PROBLEM STATEMENT: In the data, extract each line that holds the string "content".

··· LISTED RECORDS ···

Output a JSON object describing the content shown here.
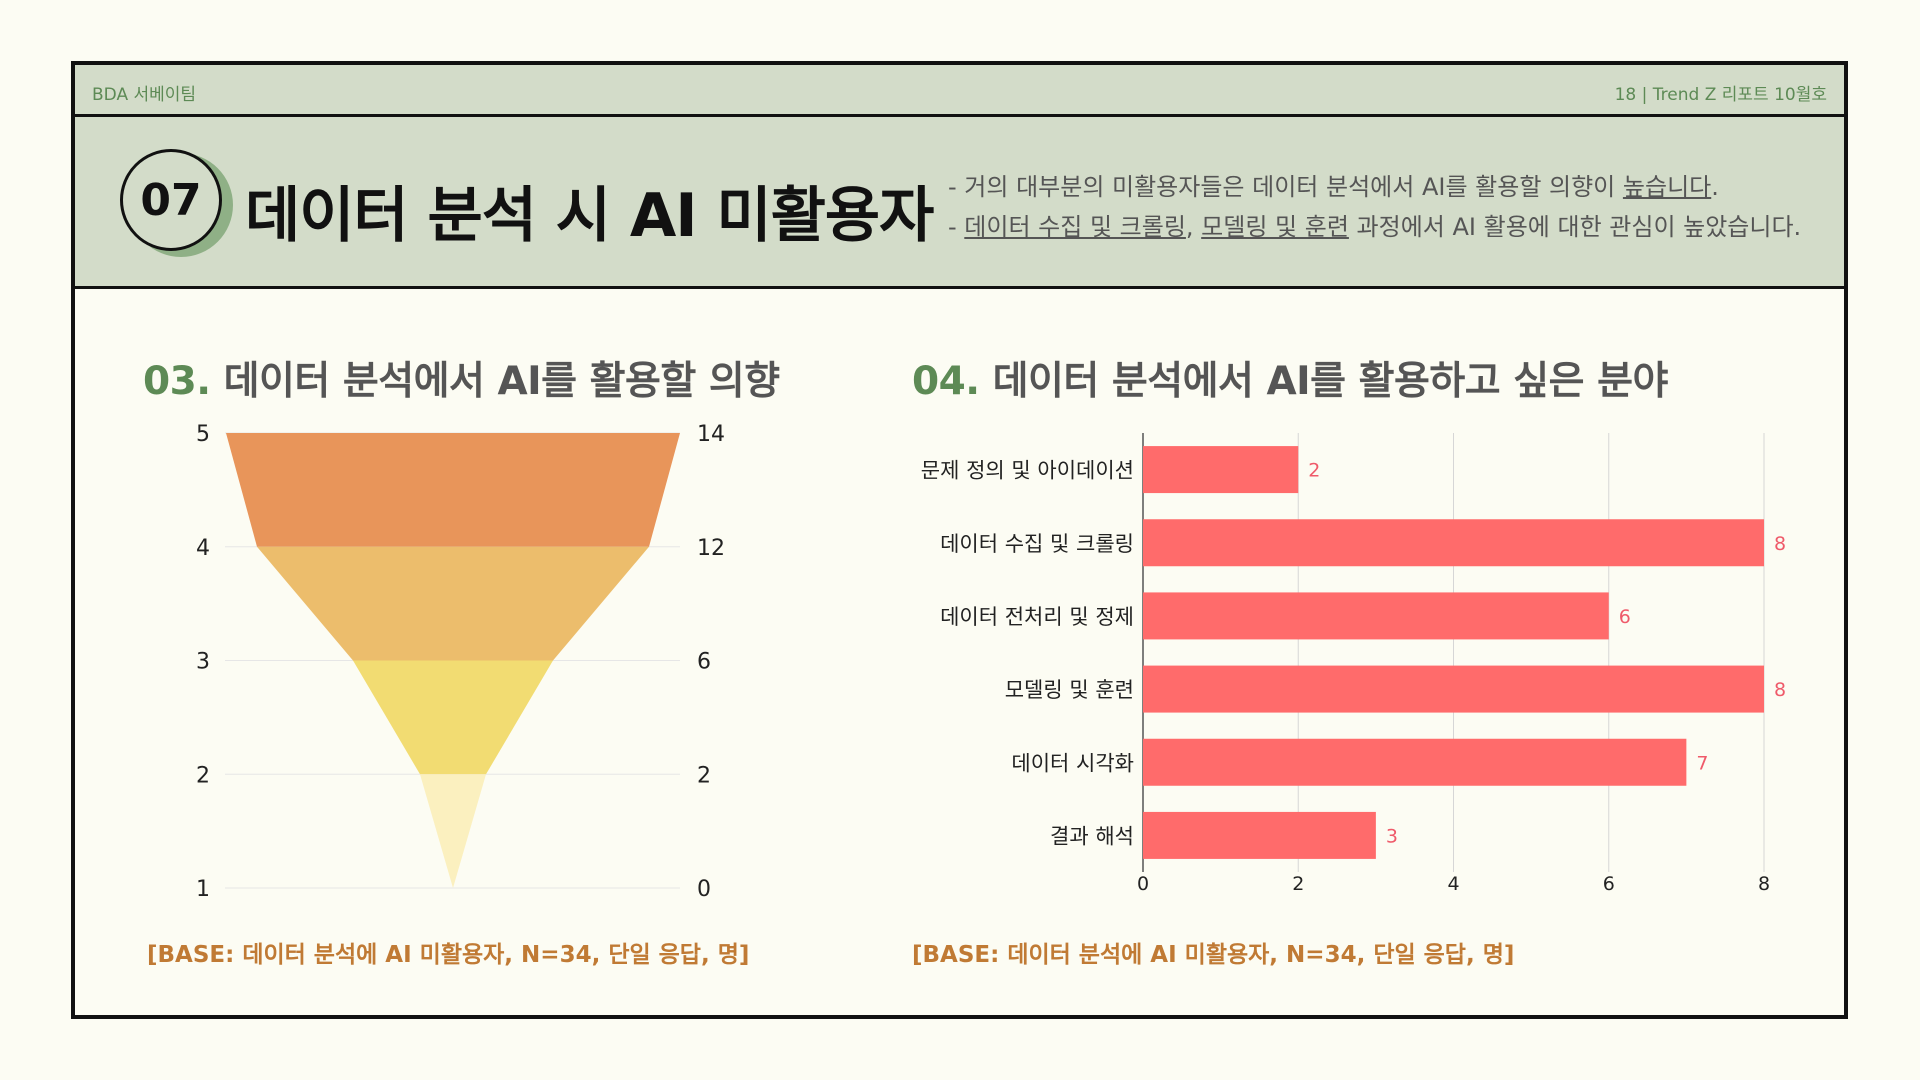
{
  "topbar": {
    "brand": "BDA 서베이팀",
    "page_info": "18 | Trend Z 리포트 10월호"
  },
  "header": {
    "badge": "07",
    "title": "데이터 분석 시 AI 미활용자",
    "note1_a": "- 거의 대부분의 미활용자들은 데이터 분석에서 AI를 활용할 의향이 ",
    "note1_u": "높습니다",
    "note1_b": ".",
    "note2_prefix": "- ",
    "note2_u1": "데이터 수집 및 크롤링",
    "note2_sep": ", ",
    "note2_u2": "모델링 및 훈련",
    "note2_rest": " 과정에서 AI 활용에 대한 관심이 높았습니다."
  },
  "left": {
    "num": "03.",
    "title": " 데이터 분석에서 AI를 활용할 의향",
    "base": "[BASE: 데이터 분석에 AI 미활용자, N=34, 단일 응답, 명]"
  },
  "right": {
    "num": "04.",
    "title": " 데이터 분석에서 AI를 활용하고 싶은 분야",
    "base": "[BASE: 데이터 분석에 AI 미활용자, N=34, 단일 응답, 명]"
  },
  "chart_data": [
    {
      "type": "funnel",
      "levels": [
        "5",
        "4",
        "3",
        "2",
        "1"
      ],
      "values": [
        14,
        12,
        6,
        2,
        0
      ],
      "colors": [
        "#e8955a",
        "#ecbd6c",
        "#f2dc72",
        "#fbf0bf"
      ]
    },
    {
      "type": "bar",
      "orientation": "horizontal",
      "categories": [
        "문제 정의 및 아이데이션",
        "데이터 수집 및 크롤링",
        "데이터 전처리 및 정제",
        "모델링 및 훈련",
        "데이터 시각화",
        "결과 해석"
      ],
      "values": [
        2,
        8,
        6,
        8,
        7,
        3
      ],
      "xlim": [
        0,
        8
      ],
      "xticks": [
        0,
        2,
        4,
        6,
        8
      ],
      "grid": true,
      "bar_color": "#ff6b6b",
      "label_color": "#ef5a6a"
    }
  ]
}
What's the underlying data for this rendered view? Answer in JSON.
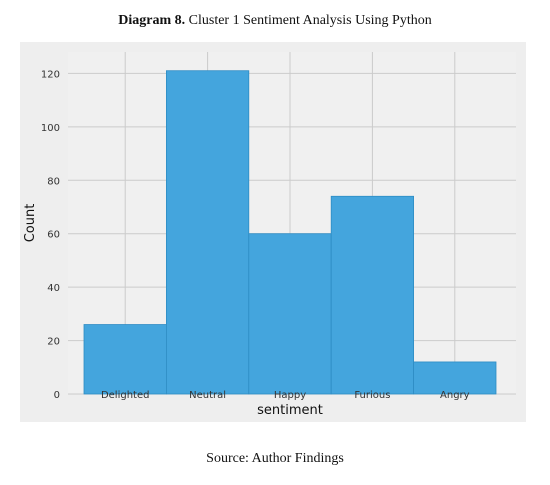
{
  "caption": {
    "label": "Diagram 8.",
    "title": "Cluster 1 Sentiment Analysis Using Python",
    "source": "Source: Author Findings"
  },
  "chart_data": {
    "type": "bar",
    "categories": [
      "Delighted",
      "Neutral",
      "Happy",
      "Furious",
      "Angry"
    ],
    "values": [
      26,
      121,
      60,
      74,
      12
    ],
    "xlabel": "sentiment",
    "ylabel": "Count",
    "ylim": [
      0,
      128
    ],
    "yticks": [
      0,
      20,
      40,
      60,
      80,
      100,
      120
    ],
    "grid": true,
    "colors": {
      "bar": "#44a5dd",
      "bar_edge": "#2e8cc4",
      "plot_background": "#f0f0f0",
      "figure_background": "#eeeeee",
      "grid": "#cbcbcb"
    }
  }
}
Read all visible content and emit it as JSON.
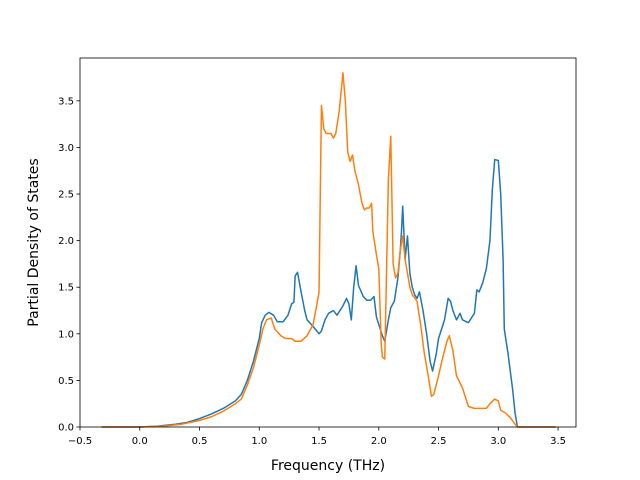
{
  "chart_data": {
    "type": "line",
    "title": "",
    "xlabel": "Frequency (THz)",
    "ylabel": "Partial Density of States",
    "xlim": [
      -0.5,
      3.65
    ],
    "ylim": [
      0.0,
      3.96
    ],
    "xticks": [
      -0.5,
      0.0,
      0.5,
      1.0,
      1.5,
      2.0,
      2.5,
      3.0,
      3.5
    ],
    "xtick_labels": [
      "−0.5",
      "0.0",
      "0.5",
      "1.0",
      "1.5",
      "2.0",
      "2.5",
      "3.0",
      "3.5"
    ],
    "yticks": [
      0.0,
      0.5,
      1.0,
      1.5,
      2.0,
      2.5,
      3.0,
      3.5
    ],
    "ytick_labels": [
      "0.0",
      "0.5",
      "1.0",
      "1.5",
      "2.0",
      "2.5",
      "3.0",
      "3.5"
    ],
    "grid": false,
    "series": [
      {
        "color": "#1f77b4",
        "points": [
          [
            -0.32,
            0.0
          ],
          [
            0.0,
            0.0
          ],
          [
            0.15,
            0.01
          ],
          [
            0.3,
            0.03
          ],
          [
            0.4,
            0.05
          ],
          [
            0.5,
            0.09
          ],
          [
            0.6,
            0.14
          ],
          [
            0.7,
            0.2
          ],
          [
            0.8,
            0.28
          ],
          [
            0.85,
            0.35
          ],
          [
            0.9,
            0.5
          ],
          [
            0.95,
            0.7
          ],
          [
            1.0,
            0.95
          ],
          [
            1.02,
            1.12
          ],
          [
            1.05,
            1.2
          ],
          [
            1.08,
            1.23
          ],
          [
            1.12,
            1.2
          ],
          [
            1.15,
            1.13
          ],
          [
            1.2,
            1.13
          ],
          [
            1.24,
            1.2
          ],
          [
            1.27,
            1.32
          ],
          [
            1.29,
            1.34
          ],
          [
            1.3,
            1.62
          ],
          [
            1.32,
            1.66
          ],
          [
            1.35,
            1.45
          ],
          [
            1.38,
            1.25
          ],
          [
            1.4,
            1.15
          ],
          [
            1.45,
            1.08
          ],
          [
            1.5,
            1.0
          ],
          [
            1.52,
            1.03
          ],
          [
            1.55,
            1.15
          ],
          [
            1.58,
            1.22
          ],
          [
            1.62,
            1.25
          ],
          [
            1.65,
            1.2
          ],
          [
            1.7,
            1.3
          ],
          [
            1.73,
            1.38
          ],
          [
            1.75,
            1.32
          ],
          [
            1.77,
            1.15
          ],
          [
            1.79,
            1.5
          ],
          [
            1.81,
            1.73
          ],
          [
            1.83,
            1.52
          ],
          [
            1.87,
            1.4
          ],
          [
            1.9,
            1.36
          ],
          [
            1.93,
            1.36
          ],
          [
            1.96,
            1.4
          ],
          [
            1.98,
            1.18
          ],
          [
            2.0,
            1.1
          ],
          [
            2.03,
            0.98
          ],
          [
            2.05,
            0.92
          ],
          [
            2.08,
            1.15
          ],
          [
            2.1,
            1.28
          ],
          [
            2.13,
            1.35
          ],
          [
            2.16,
            1.6
          ],
          [
            2.18,
            1.9
          ],
          [
            2.19,
            2.1
          ],
          [
            2.2,
            2.37
          ],
          [
            2.22,
            1.8
          ],
          [
            2.24,
            2.05
          ],
          [
            2.26,
            1.65
          ],
          [
            2.28,
            1.5
          ],
          [
            2.3,
            1.42
          ],
          [
            2.32,
            1.38
          ],
          [
            2.34,
            1.45
          ],
          [
            2.37,
            1.25
          ],
          [
            2.4,
            1.0
          ],
          [
            2.43,
            0.7
          ],
          [
            2.45,
            0.6
          ],
          [
            2.48,
            0.78
          ],
          [
            2.5,
            0.95
          ],
          [
            2.55,
            1.15
          ],
          [
            2.58,
            1.38
          ],
          [
            2.6,
            1.35
          ],
          [
            2.62,
            1.25
          ],
          [
            2.65,
            1.15
          ],
          [
            2.68,
            1.22
          ],
          [
            2.7,
            1.15
          ],
          [
            2.75,
            1.12
          ],
          [
            2.8,
            1.22
          ],
          [
            2.82,
            1.47
          ],
          [
            2.84,
            1.45
          ],
          [
            2.87,
            1.55
          ],
          [
            2.9,
            1.7
          ],
          [
            2.93,
            2.0
          ],
          [
            2.95,
            2.55
          ],
          [
            2.97,
            2.87
          ],
          [
            3.0,
            2.86
          ],
          [
            3.02,
            2.5
          ],
          [
            3.04,
            1.8
          ],
          [
            3.05,
            1.05
          ],
          [
            3.08,
            0.8
          ],
          [
            3.12,
            0.4
          ],
          [
            3.14,
            0.15
          ],
          [
            3.16,
            0.0
          ],
          [
            3.48,
            0.0
          ]
        ]
      },
      {
        "color": "#ff7f0e",
        "points": [
          [
            -0.32,
            0.0
          ],
          [
            0.0,
            0.0
          ],
          [
            0.2,
            0.01
          ],
          [
            0.35,
            0.03
          ],
          [
            0.5,
            0.07
          ],
          [
            0.6,
            0.11
          ],
          [
            0.7,
            0.17
          ],
          [
            0.8,
            0.25
          ],
          [
            0.85,
            0.3
          ],
          [
            0.9,
            0.45
          ],
          [
            0.95,
            0.63
          ],
          [
            1.0,
            0.88
          ],
          [
            1.03,
            1.05
          ],
          [
            1.06,
            1.15
          ],
          [
            1.1,
            1.17
          ],
          [
            1.13,
            1.05
          ],
          [
            1.18,
            0.98
          ],
          [
            1.22,
            0.95
          ],
          [
            1.27,
            0.95
          ],
          [
            1.3,
            0.92
          ],
          [
            1.35,
            0.92
          ],
          [
            1.4,
            0.98
          ],
          [
            1.45,
            1.1
          ],
          [
            1.48,
            1.3
          ],
          [
            1.5,
            1.45
          ],
          [
            1.52,
            3.45
          ],
          [
            1.54,
            3.2
          ],
          [
            1.56,
            3.15
          ],
          [
            1.6,
            3.15
          ],
          [
            1.62,
            3.1
          ],
          [
            1.64,
            3.15
          ],
          [
            1.67,
            3.4
          ],
          [
            1.7,
            3.8
          ],
          [
            1.72,
            3.5
          ],
          [
            1.74,
            2.95
          ],
          [
            1.76,
            2.85
          ],
          [
            1.78,
            2.92
          ],
          [
            1.8,
            2.75
          ],
          [
            1.83,
            2.6
          ],
          [
            1.86,
            2.4
          ],
          [
            1.88,
            2.33
          ],
          [
            1.9,
            2.35
          ],
          [
            1.92,
            2.35
          ],
          [
            1.94,
            2.4
          ],
          [
            1.95,
            2.1
          ],
          [
            1.98,
            1.85
          ],
          [
            2.0,
            1.7
          ],
          [
            2.02,
            0.9
          ],
          [
            2.03,
            0.75
          ],
          [
            2.05,
            0.73
          ],
          [
            2.07,
            2.0
          ],
          [
            2.08,
            2.65
          ],
          [
            2.1,
            3.12
          ],
          [
            2.12,
            1.75
          ],
          [
            2.14,
            1.6
          ],
          [
            2.16,
            1.65
          ],
          [
            2.18,
            1.9
          ],
          [
            2.2,
            2.05
          ],
          [
            2.22,
            1.8
          ],
          [
            2.24,
            1.65
          ],
          [
            2.26,
            1.5
          ],
          [
            2.28,
            1.42
          ],
          [
            2.32,
            1.35
          ],
          [
            2.35,
            1.1
          ],
          [
            2.38,
            0.8
          ],
          [
            2.42,
            0.5
          ],
          [
            2.44,
            0.33
          ],
          [
            2.46,
            0.35
          ],
          [
            2.5,
            0.55
          ],
          [
            2.53,
            0.72
          ],
          [
            2.57,
            0.92
          ],
          [
            2.59,
            0.98
          ],
          [
            2.62,
            0.82
          ],
          [
            2.65,
            0.55
          ],
          [
            2.7,
            0.42
          ],
          [
            2.75,
            0.22
          ],
          [
            2.8,
            0.2
          ],
          [
            2.85,
            0.2
          ],
          [
            2.9,
            0.2
          ],
          [
            2.93,
            0.25
          ],
          [
            2.97,
            0.3
          ],
          [
            3.0,
            0.28
          ],
          [
            3.02,
            0.18
          ],
          [
            3.06,
            0.15
          ],
          [
            3.1,
            0.1
          ],
          [
            3.14,
            0.03
          ],
          [
            3.16,
            0.0
          ],
          [
            3.48,
            0.0
          ]
        ]
      }
    ]
  }
}
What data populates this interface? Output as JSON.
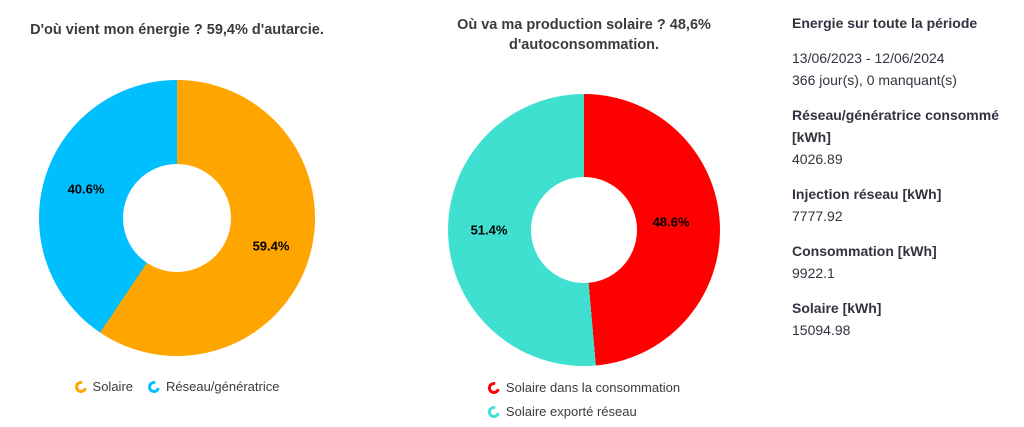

···

ANSWER IN FULL:
Output a JSON object describing the content shown here.
Read all visible content and emit it as JSON.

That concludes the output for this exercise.